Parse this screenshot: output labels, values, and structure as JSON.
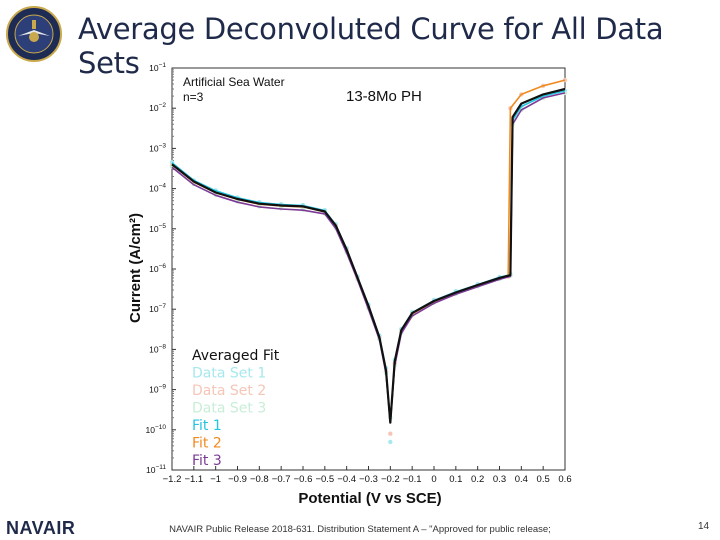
{
  "slide": {
    "title": "Average Deconvoluted Curve for All Data Sets",
    "logo_text": "NAVAIR",
    "footer": "NAVAIR Public Release 2018-631. Distribution Statement A – \"Approved for public release; distribution is unlimited\"",
    "page_number": "14"
  },
  "chart_data": {
    "type": "line",
    "title": "",
    "annotations": [
      "Artificial Sea Water",
      "n=3",
      "13-8Mo PH"
    ],
    "xlabel": "Potential (V vs SCE)",
    "ylabel": "Current (A/cm²)",
    "y_scale": "log",
    "xlim": [
      -1.2,
      0.6
    ],
    "ylim": [
      1e-11,
      0.1
    ],
    "x_ticks": [
      "−1.2",
      "−1.1",
      "−1",
      "−0.9",
      "−0.8",
      "−0.7",
      "−0.6",
      "−0.5",
      "−0.4",
      "−0.3",
      "−0.2",
      "−0.1",
      "0",
      "0.1",
      "0.2",
      "0.3",
      "0.4",
      "0.5",
      "0.6"
    ],
    "y_tick_exponents": [
      -11,
      -10,
      -9,
      -8,
      -7,
      -6,
      -5,
      -4,
      -3,
      -2,
      -1
    ],
    "y_tick_base": "10",
    "grid": false,
    "legend_position": "bottom-left",
    "series": [
      {
        "name": "Averaged Fit",
        "color": "#111111",
        "style": "line",
        "x": [
          -1.2,
          -1.1,
          -1.0,
          -0.9,
          -0.8,
          -0.7,
          -0.6,
          -0.5,
          -0.45,
          -0.4,
          -0.35,
          -0.3,
          -0.25,
          -0.22,
          -0.2,
          -0.18,
          -0.15,
          -0.1,
          0.0,
          0.1,
          0.2,
          0.3,
          0.35,
          0.36,
          0.4,
          0.5,
          0.6
        ],
        "y": [
          0.0004,
          0.00015,
          8e-05,
          5.5e-05,
          4.2e-05,
          3.8e-05,
          3.6e-05,
          2.7e-05,
          1.2e-05,
          3e-06,
          6e-07,
          1.2e-07,
          2e-08,
          3e-09,
          1.5e-10,
          5e-09,
          3e-08,
          8e-08,
          1.6e-07,
          2.6e-07,
          4e-07,
          6e-07,
          7e-07,
          0.006,
          0.013,
          0.022,
          0.03
        ]
      },
      {
        "name": "Data Set 1",
        "color": "#a6e8ee",
        "style": "dots",
        "x": [
          -1.2,
          -1.1,
          -1.0,
          -0.9,
          -0.8,
          -0.7,
          -0.6,
          -0.5,
          -0.45,
          -0.4,
          -0.35,
          -0.3,
          -0.25,
          -0.22,
          -0.2,
          -0.18,
          -0.15,
          -0.1,
          0.0,
          0.1,
          0.2,
          0.3,
          0.35,
          0.36,
          0.4,
          0.5,
          0.6
        ],
        "y": [
          0.00045,
          0.00016,
          9e-05,
          6e-05,
          4.6e-05,
          4.1e-05,
          3.9e-05,
          2.9e-05,
          1.3e-05,
          3.3e-06,
          6.5e-07,
          1.3e-07,
          2.2e-08,
          3.4e-09,
          5e-11,
          5.5e-09,
          3.2e-08,
          8.5e-08,
          1.7e-07,
          2.8e-07,
          4.2e-07,
          6.3e-07,
          7.5e-07,
          0.005,
          0.011,
          0.02,
          0.027
        ]
      },
      {
        "name": "Data Set 2",
        "color": "#f5c6b8",
        "style": "dots",
        "x": [
          -1.2,
          -1.1,
          -1.0,
          -0.9,
          -0.8,
          -0.7,
          -0.6,
          -0.5,
          -0.45,
          -0.4,
          -0.35,
          -0.3,
          -0.25,
          -0.22,
          -0.2,
          -0.18,
          -0.15,
          -0.1,
          0.0,
          0.1,
          0.2,
          0.3,
          0.34,
          0.35,
          0.4,
          0.5,
          0.6
        ],
        "y": [
          0.00038,
          0.00014,
          7.8e-05,
          5.3e-05,
          4e-05,
          3.6e-05,
          3.4e-05,
          2.6e-05,
          1.15e-05,
          2.8e-06,
          5.8e-07,
          1.1e-07,
          1.9e-08,
          2.8e-09,
          8e-11,
          4.5e-09,
          2.8e-08,
          7.5e-08,
          1.5e-07,
          2.5e-07,
          3.8e-07,
          5.8e-07,
          6.5e-07,
          0.01,
          0.022,
          0.036,
          0.05
        ]
      },
      {
        "name": "Data Set 3",
        "color": "#c8eed8",
        "style": "dots",
        "x": [
          -1.2,
          -1.1,
          -1.0,
          -0.9,
          -0.8,
          -0.7,
          -0.6,
          -0.5,
          -0.45,
          -0.4,
          -0.35,
          -0.3,
          -0.25,
          -0.22,
          -0.2,
          -0.18,
          -0.15,
          -0.1,
          0.0,
          0.1,
          0.2,
          0.3,
          0.35,
          0.36,
          0.4,
          0.5,
          0.6
        ],
        "y": [
          0.00035,
          0.00013,
          7e-05,
          4.8e-05,
          3.6e-05,
          3.2e-05,
          3e-05,
          2.4e-05,
          1.05e-05,
          2.6e-06,
          5.5e-07,
          1.05e-07,
          1.8e-08,
          2.6e-09,
          2e-10,
          4e-09,
          2.6e-08,
          7e-08,
          1.45e-07,
          2.4e-07,
          3.7e-07,
          5.6e-07,
          6.8e-07,
          0.004,
          0.009,
          0.018,
          0.024
        ]
      },
      {
        "name": "Fit 1",
        "color": "#22c4e0",
        "style": "line",
        "x": [
          -1.2,
          -1.1,
          -1.0,
          -0.9,
          -0.8,
          -0.7,
          -0.6,
          -0.5,
          -0.45,
          -0.4,
          -0.35,
          -0.3,
          -0.25,
          -0.22,
          -0.2,
          -0.18,
          -0.15,
          -0.1,
          0.0,
          0.1,
          0.2,
          0.3,
          0.35,
          0.36,
          0.4,
          0.5,
          0.6
        ],
        "y": [
          0.00044,
          0.00016,
          8.8e-05,
          5.9e-05,
          4.5e-05,
          4e-05,
          3.8e-05,
          2.85e-05,
          1.25e-05,
          3.1e-06,
          6.2e-07,
          1.25e-07,
          2.1e-08,
          3.2e-09,
          1.5e-10,
          5.2e-09,
          3.1e-08,
          8.2e-08,
          1.65e-07,
          2.7e-07,
          4.1e-07,
          6.2e-07,
          7.2e-07,
          0.005,
          0.011,
          0.02,
          0.027
        ]
      },
      {
        "name": "Fit 2",
        "color": "#f08a1e",
        "style": "line",
        "x": [
          -1.2,
          -1.1,
          -1.0,
          -0.9,
          -0.8,
          -0.7,
          -0.6,
          -0.5,
          -0.45,
          -0.4,
          -0.35,
          -0.3,
          -0.25,
          -0.22,
          -0.2,
          -0.18,
          -0.15,
          -0.1,
          0.0,
          0.1,
          0.2,
          0.3,
          0.34,
          0.35,
          0.4,
          0.5,
          0.6
        ],
        "y": [
          0.00039,
          0.000145,
          7.9e-05,
          5.4e-05,
          4.1e-05,
          3.7e-05,
          3.5e-05,
          2.65e-05,
          1.18e-05,
          2.9e-06,
          5.9e-07,
          1.15e-07,
          1.95e-08,
          2.9e-09,
          1.5e-10,
          4.6e-09,
          2.9e-08,
          7.7e-08,
          1.55e-07,
          2.55e-07,
          3.9e-07,
          5.9e-07,
          6.6e-07,
          0.01,
          0.022,
          0.036,
          0.05
        ]
      },
      {
        "name": "Fit 3",
        "color": "#7b3a96",
        "style": "line",
        "x": [
          -1.2,
          -1.1,
          -1.0,
          -0.9,
          -0.8,
          -0.7,
          -0.6,
          -0.5,
          -0.45,
          -0.4,
          -0.35,
          -0.3,
          -0.25,
          -0.22,
          -0.2,
          -0.18,
          -0.15,
          -0.1,
          0.0,
          0.1,
          0.2,
          0.3,
          0.35,
          0.36,
          0.4,
          0.5,
          0.6
        ],
        "y": [
          0.00034,
          0.000125,
          6.8e-05,
          4.6e-05,
          3.5e-05,
          3.1e-05,
          2.9e-05,
          2.35e-05,
          1.02e-05,
          2.5e-06,
          5.3e-07,
          1e-07,
          1.75e-08,
          2.5e-09,
          1.5e-10,
          3.9e-09,
          2.5e-08,
          6.8e-08,
          1.4e-07,
          2.35e-07,
          3.6e-07,
          5.5e-07,
          6.6e-07,
          0.004,
          0.009,
          0.018,
          0.024
        ]
      }
    ]
  }
}
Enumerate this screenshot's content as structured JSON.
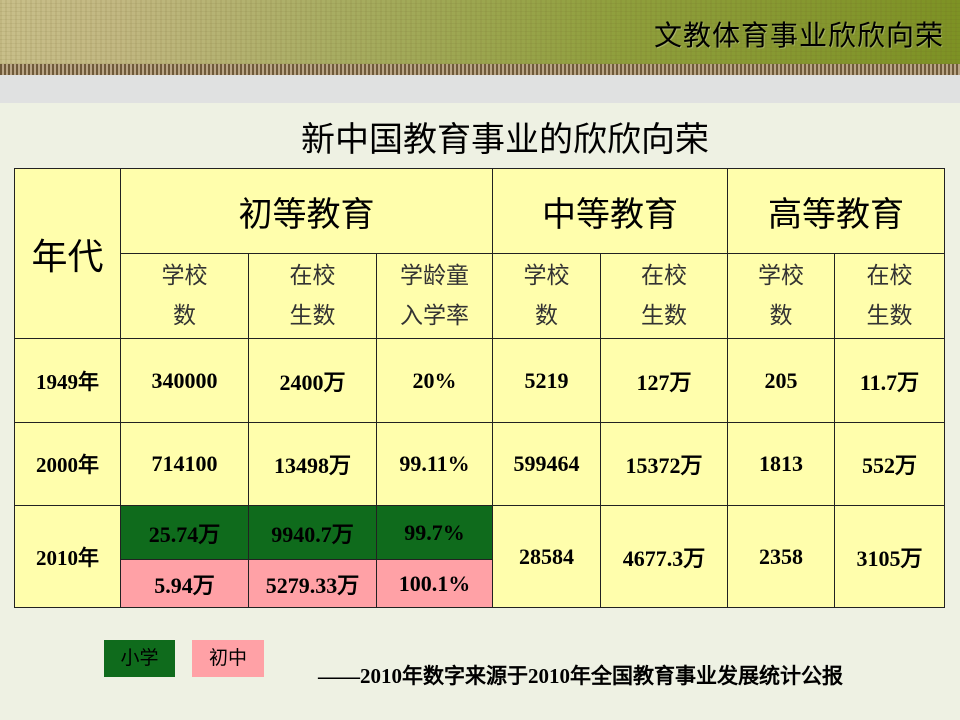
{
  "banner": {
    "title": "文教体育事业欣欣向荣"
  },
  "slide": {
    "title": "新中国教育事业的欣欣向荣"
  },
  "table": {
    "year_header": "年代",
    "groups": [
      "初等教育",
      "中等教育",
      "高等教育"
    ],
    "subheaders": [
      [
        "学校",
        "数"
      ],
      [
        "在校",
        "生数"
      ],
      [
        "学龄童",
        "入学率"
      ],
      [
        "学校",
        "数"
      ],
      [
        "在校",
        "生数"
      ],
      [
        "学校",
        "数"
      ],
      [
        "在校",
        "生数"
      ]
    ],
    "rows": [
      {
        "year": "1949年",
        "values": [
          "340000",
          "2400万",
          "20%",
          "5219",
          "127万",
          "205",
          "11.7万"
        ]
      },
      {
        "year": "2000年",
        "values": [
          "714100",
          "13498万",
          "99.11%",
          "599464",
          "15372万",
          "1813",
          "552万"
        ]
      },
      {
        "year": "2010年",
        "primary": [
          "25.74万",
          "9940.7万",
          "99.7%"
        ],
        "junior": [
          "5.94万",
          "5279.33万",
          "100.1%"
        ],
        "values": [
          "28584",
          "4677.3万",
          "2358",
          "3105万"
        ]
      }
    ]
  },
  "legend": {
    "green_label": "小学",
    "pink_label": "初中",
    "green_color": "#0f6b1c",
    "pink_color": "#ffa1a6"
  },
  "source": "——2010年数字来源于2010年全国教育事业发展统计公报"
}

● The request:
Identify each line of the material where the word "NAVAIR" shows up, and copy it.

● Expected answer:
    "logo_text": "NAVAIR",
    "footer": "NAVAIR Public Release 2018-631. Distribution Statement A – \"Approved for public release; distribution is unlimited\"",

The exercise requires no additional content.